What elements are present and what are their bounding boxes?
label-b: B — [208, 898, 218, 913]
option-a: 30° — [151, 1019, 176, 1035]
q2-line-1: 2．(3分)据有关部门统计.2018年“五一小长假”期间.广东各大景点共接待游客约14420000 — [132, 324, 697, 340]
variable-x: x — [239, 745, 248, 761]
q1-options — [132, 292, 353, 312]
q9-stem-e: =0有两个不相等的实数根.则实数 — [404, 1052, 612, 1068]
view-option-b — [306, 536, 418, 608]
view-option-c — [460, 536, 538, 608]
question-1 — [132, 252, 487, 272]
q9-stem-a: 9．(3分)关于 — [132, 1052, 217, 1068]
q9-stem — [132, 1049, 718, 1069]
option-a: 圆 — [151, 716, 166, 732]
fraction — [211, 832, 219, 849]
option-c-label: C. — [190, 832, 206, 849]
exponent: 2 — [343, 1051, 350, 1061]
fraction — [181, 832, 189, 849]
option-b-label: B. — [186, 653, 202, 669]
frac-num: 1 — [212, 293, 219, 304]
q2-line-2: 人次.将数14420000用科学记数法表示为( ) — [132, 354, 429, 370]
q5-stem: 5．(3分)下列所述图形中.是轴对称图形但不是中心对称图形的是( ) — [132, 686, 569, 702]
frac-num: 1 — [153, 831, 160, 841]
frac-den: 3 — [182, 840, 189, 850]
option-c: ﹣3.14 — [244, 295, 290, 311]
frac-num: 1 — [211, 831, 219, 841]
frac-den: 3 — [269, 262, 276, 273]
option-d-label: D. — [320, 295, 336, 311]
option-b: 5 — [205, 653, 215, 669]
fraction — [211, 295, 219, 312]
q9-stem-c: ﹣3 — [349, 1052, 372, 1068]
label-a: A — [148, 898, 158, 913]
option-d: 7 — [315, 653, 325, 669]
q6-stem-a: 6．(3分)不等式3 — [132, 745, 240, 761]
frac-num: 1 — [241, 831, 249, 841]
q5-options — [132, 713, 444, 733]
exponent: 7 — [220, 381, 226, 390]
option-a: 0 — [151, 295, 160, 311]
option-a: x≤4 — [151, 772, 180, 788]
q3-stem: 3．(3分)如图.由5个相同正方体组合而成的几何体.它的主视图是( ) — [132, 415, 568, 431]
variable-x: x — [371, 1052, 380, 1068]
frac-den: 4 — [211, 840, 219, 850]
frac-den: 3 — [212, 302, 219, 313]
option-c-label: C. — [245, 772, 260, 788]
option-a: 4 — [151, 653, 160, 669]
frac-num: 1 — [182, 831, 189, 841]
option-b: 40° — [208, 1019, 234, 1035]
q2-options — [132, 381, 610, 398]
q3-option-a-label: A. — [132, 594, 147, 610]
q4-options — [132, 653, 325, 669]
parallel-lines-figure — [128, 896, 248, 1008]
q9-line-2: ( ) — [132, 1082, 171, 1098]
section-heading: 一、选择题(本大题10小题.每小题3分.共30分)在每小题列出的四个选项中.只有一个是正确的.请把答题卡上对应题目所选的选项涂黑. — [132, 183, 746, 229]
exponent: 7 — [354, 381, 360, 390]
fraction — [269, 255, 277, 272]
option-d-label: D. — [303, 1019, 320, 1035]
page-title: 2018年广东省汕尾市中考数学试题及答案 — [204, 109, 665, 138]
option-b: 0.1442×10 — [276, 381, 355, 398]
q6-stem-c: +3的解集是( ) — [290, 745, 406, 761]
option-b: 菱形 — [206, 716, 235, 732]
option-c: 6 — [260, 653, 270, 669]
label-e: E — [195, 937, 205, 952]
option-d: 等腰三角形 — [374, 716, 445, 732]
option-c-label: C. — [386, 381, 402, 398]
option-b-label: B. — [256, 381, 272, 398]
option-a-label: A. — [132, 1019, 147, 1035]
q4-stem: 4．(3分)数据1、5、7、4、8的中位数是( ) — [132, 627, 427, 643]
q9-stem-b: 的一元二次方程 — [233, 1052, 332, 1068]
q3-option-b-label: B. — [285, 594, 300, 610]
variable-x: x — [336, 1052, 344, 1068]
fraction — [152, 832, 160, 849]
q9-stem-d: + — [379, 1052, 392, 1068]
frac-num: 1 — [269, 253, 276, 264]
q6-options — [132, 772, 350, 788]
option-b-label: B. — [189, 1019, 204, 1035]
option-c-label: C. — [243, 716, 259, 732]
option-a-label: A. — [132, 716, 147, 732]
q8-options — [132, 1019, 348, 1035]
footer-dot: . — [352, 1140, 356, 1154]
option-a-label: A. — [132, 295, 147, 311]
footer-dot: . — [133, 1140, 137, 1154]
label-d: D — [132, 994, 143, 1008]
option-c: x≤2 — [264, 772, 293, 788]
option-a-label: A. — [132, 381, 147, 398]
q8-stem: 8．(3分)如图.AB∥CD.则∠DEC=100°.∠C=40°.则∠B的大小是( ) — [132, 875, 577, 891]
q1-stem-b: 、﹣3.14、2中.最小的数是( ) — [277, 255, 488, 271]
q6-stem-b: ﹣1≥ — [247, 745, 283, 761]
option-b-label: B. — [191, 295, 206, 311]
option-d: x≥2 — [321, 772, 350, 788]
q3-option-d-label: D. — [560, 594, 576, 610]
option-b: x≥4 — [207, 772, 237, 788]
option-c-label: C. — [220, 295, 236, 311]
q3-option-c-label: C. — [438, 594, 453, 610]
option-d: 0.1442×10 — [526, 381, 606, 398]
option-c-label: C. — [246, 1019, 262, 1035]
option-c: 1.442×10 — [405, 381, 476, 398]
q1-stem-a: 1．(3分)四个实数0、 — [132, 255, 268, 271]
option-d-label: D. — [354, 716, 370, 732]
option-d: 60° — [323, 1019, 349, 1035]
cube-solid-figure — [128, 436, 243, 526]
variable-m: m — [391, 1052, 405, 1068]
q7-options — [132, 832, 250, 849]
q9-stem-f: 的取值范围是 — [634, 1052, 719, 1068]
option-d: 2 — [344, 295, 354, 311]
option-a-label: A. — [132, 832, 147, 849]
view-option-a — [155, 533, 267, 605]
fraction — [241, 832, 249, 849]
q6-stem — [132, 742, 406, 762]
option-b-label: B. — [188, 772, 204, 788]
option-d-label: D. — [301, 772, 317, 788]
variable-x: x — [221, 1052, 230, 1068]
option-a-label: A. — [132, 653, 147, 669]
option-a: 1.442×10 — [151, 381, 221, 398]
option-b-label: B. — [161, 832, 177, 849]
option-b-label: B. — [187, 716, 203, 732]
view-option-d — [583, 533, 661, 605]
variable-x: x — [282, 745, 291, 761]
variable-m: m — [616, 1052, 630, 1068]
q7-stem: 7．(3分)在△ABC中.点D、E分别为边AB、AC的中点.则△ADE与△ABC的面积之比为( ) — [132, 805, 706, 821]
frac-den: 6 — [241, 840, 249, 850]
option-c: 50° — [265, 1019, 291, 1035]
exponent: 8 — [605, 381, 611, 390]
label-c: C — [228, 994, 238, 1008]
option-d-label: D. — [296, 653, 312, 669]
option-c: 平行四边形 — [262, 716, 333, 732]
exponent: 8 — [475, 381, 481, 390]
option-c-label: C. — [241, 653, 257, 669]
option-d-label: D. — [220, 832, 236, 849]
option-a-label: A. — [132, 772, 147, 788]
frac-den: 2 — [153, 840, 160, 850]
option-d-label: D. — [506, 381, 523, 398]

Work to do:
Switch every "frac-den" in the lines above to "frac-denominator" and leave everything else unchanged.

Final result:
What elements are present and what are their bounding boxes?
label-b: B — [208, 898, 218, 913]
option-a: 30° — [151, 1019, 176, 1035]
q2-line-1: 2．(3分)据有关部门统计.2018年“五一小长假”期间.广东各大景点共接待游客约14420000 — [132, 324, 697, 340]
variable-x: x — [239, 745, 248, 761]
q1-options — [132, 292, 353, 312]
q9-stem-e: =0有两个不相等的实数根.则实数 — [404, 1052, 612, 1068]
view-option-b — [306, 536, 418, 608]
view-option-c — [460, 536, 538, 608]
question-1 — [132, 252, 487, 272]
q9-stem-a: 9．(3分)关于 — [132, 1052, 217, 1068]
q9-stem — [132, 1049, 718, 1069]
option-a: 圆 — [151, 716, 166, 732]
fraction — [211, 832, 219, 849]
option-c-label: C. — [190, 832, 206, 849]
exponent: 2 — [343, 1051, 350, 1061]
fraction — [181, 832, 189, 849]
option-b-label: B. — [186, 653, 202, 669]
frac-num: 1 — [212, 293, 219, 304]
q2-line-2: 人次.将数14420000用科学记数法表示为( ) — [132, 354, 429, 370]
q5-stem: 5．(3分)下列所述图形中.是轴对称图形但不是中心对称图形的是( ) — [132, 686, 569, 702]
frac-num: 1 — [153, 831, 160, 841]
frac-denominator: 3 — [182, 840, 189, 850]
option-c: ﹣3.14 — [244, 295, 290, 311]
frac-num: 1 — [211, 831, 219, 841]
frac-denominator: 3 — [269, 262, 276, 273]
option-d-label: D. — [320, 295, 336, 311]
option-b: 5 — [205, 653, 215, 669]
fraction — [211, 295, 219, 312]
q9-stem-c: ﹣3 — [349, 1052, 372, 1068]
label-a: A — [148, 898, 158, 913]
option-d: 7 — [315, 653, 325, 669]
q6-stem-a: 6．(3分)不等式3 — [132, 745, 240, 761]
frac-num: 1 — [241, 831, 249, 841]
q5-options — [132, 713, 444, 733]
exponent: 7 — [220, 381, 226, 390]
option-a: 0 — [151, 295, 160, 311]
option-a: x≤4 — [151, 772, 180, 788]
q3-stem: 3．(3分)如图.由5个相同正方体组合而成的几何体.它的主视图是( ) — [132, 415, 568, 431]
variable-x: x — [371, 1052, 380, 1068]
frac-denominator: 4 — [211, 840, 219, 850]
frac-denominator: 3 — [212, 302, 219, 313]
option-c-label: C. — [245, 772, 260, 788]
option-a: 4 — [151, 653, 160, 669]
frac-num: 1 — [182, 831, 189, 841]
option-b: 40° — [208, 1019, 234, 1035]
q2-options — [132, 381, 610, 398]
q3-option-a-label: A. — [132, 594, 147, 610]
q4-options — [132, 653, 325, 669]
parallel-lines-figure — [128, 896, 248, 1008]
q9-line-2: ( ) — [132, 1082, 171, 1098]
section-heading: 一、选择题(本大题10小题.每小题3分.共30分)在每小题列出的四个选项中.只有一个是正确的.请把答题卡上对应题目所选的选项涂黑. — [132, 183, 746, 229]
exponent: 7 — [354, 381, 360, 390]
fraction — [269, 255, 277, 272]
option-d-label: D. — [303, 1019, 320, 1035]
page-title: 2018年广东省汕尾市中考数学试题及答案 — [204, 109, 665, 138]
option-b: 0.1442×10 — [276, 381, 355, 398]
q6-stem-c: +3的解集是( ) — [290, 745, 406, 761]
option-b: 菱形 — [206, 716, 235, 732]
option-c: 6 — [260, 653, 270, 669]
label-e: E — [195, 937, 205, 952]
option-d: 等腰三角形 — [374, 716, 445, 732]
option-c-label: C. — [386, 381, 402, 398]
option-b-label: B. — [256, 381, 272, 398]
option-a-label: A. — [132, 1019, 147, 1035]
q4-stem: 4．(3分)数据1、5、7、4、8的中位数是( ) — [132, 627, 427, 643]
q9-stem-b: 的一元二次方程 — [233, 1052, 332, 1068]
q3-option-b-label: B. — [285, 594, 300, 610]
variable-x: x — [336, 1052, 344, 1068]
fraction — [152, 832, 160, 849]
q9-stem-d: + — [379, 1052, 392, 1068]
frac-num: 1 — [269, 253, 276, 264]
q6-options — [132, 772, 350, 788]
option-b-label: B. — [189, 1019, 204, 1035]
option-c-label: C. — [243, 716, 259, 732]
option-a-label: A. — [132, 716, 147, 732]
q8-options — [132, 1019, 348, 1035]
footer-dot: . — [352, 1140, 356, 1154]
option-a-label: A. — [132, 295, 147, 311]
footer-dot: . — [133, 1140, 137, 1154]
label-d: D — [132, 994, 143, 1008]
option-c: x≤2 — [264, 772, 293, 788]
option-a-label: A. — [132, 381, 147, 398]
q8-stem: 8．(3分)如图.AB∥CD.则∠DEC=100°.∠C=40°.则∠B的大小是( ) — [132, 875, 577, 891]
q1-stem-b: 、﹣3.14、2中.最小的数是( ) — [277, 255, 488, 271]
q6-stem-b: ﹣1≥ — [247, 745, 283, 761]
option-b-label: B. — [191, 295, 206, 311]
option-d: x≥2 — [321, 772, 350, 788]
q3-option-d-label: D. — [560, 594, 576, 610]
option-b: x≥4 — [207, 772, 237, 788]
option-c-label: C. — [220, 295, 236, 311]
q3-option-c-label: C. — [438, 594, 453, 610]
option-d: 0.1442×10 — [526, 381, 606, 398]
option-c-label: C. — [246, 1019, 262, 1035]
option-c: 1.442×10 — [405, 381, 476, 398]
q1-stem-a: 1．(3分)四个实数0、 — [132, 255, 268, 271]
option-d-label: D. — [354, 716, 370, 732]
option-d: 60° — [323, 1019, 349, 1035]
cube-solid-figure — [128, 436, 243, 526]
variable-m: m — [391, 1052, 405, 1068]
q7-options — [132, 832, 250, 849]
q9-stem-f: 的取值范围是 — [634, 1052, 719, 1068]
option-d: 2 — [344, 295, 354, 311]
option-a-label: A. — [132, 832, 147, 849]
view-option-a — [155, 533, 267, 605]
fraction — [241, 832, 249, 849]
q6-stem — [132, 742, 406, 762]
option-b-label: B. — [188, 772, 204, 788]
option-d-label: D. — [301, 772, 317, 788]
variable-x: x — [221, 1052, 230, 1068]
option-a-label: A. — [132, 653, 147, 669]
option-a: 1.442×10 — [151, 381, 221, 398]
option-b-label: B. — [161, 832, 177, 849]
option-b-label: B. — [187, 716, 203, 732]
view-option-d — [583, 533, 661, 605]
variable-x: x — [282, 745, 291, 761]
variable-m: m — [616, 1052, 630, 1068]
q7-stem: 7．(3分)在△ABC中.点D、E分别为边AB、AC的中点.则△ADE与△ABC的面积之比为( ) — [132, 805, 706, 821]
frac-denominator: 6 — [241, 840, 249, 850]
option-c: 50° — [265, 1019, 291, 1035]
exponent: 8 — [605, 381, 611, 390]
label-c: C — [228, 994, 238, 1008]
option-d-label: D. — [296, 653, 312, 669]
option-c: 平行四边形 — [262, 716, 333, 732]
exponent: 8 — [475, 381, 481, 390]
option-c-label: C. — [241, 653, 257, 669]
option-d-label: D. — [220, 832, 236, 849]
option-a-label: A. — [132, 772, 147, 788]
frac-denominator: 2 — [153, 840, 160, 850]
option-d-label: D. — [506, 381, 523, 398]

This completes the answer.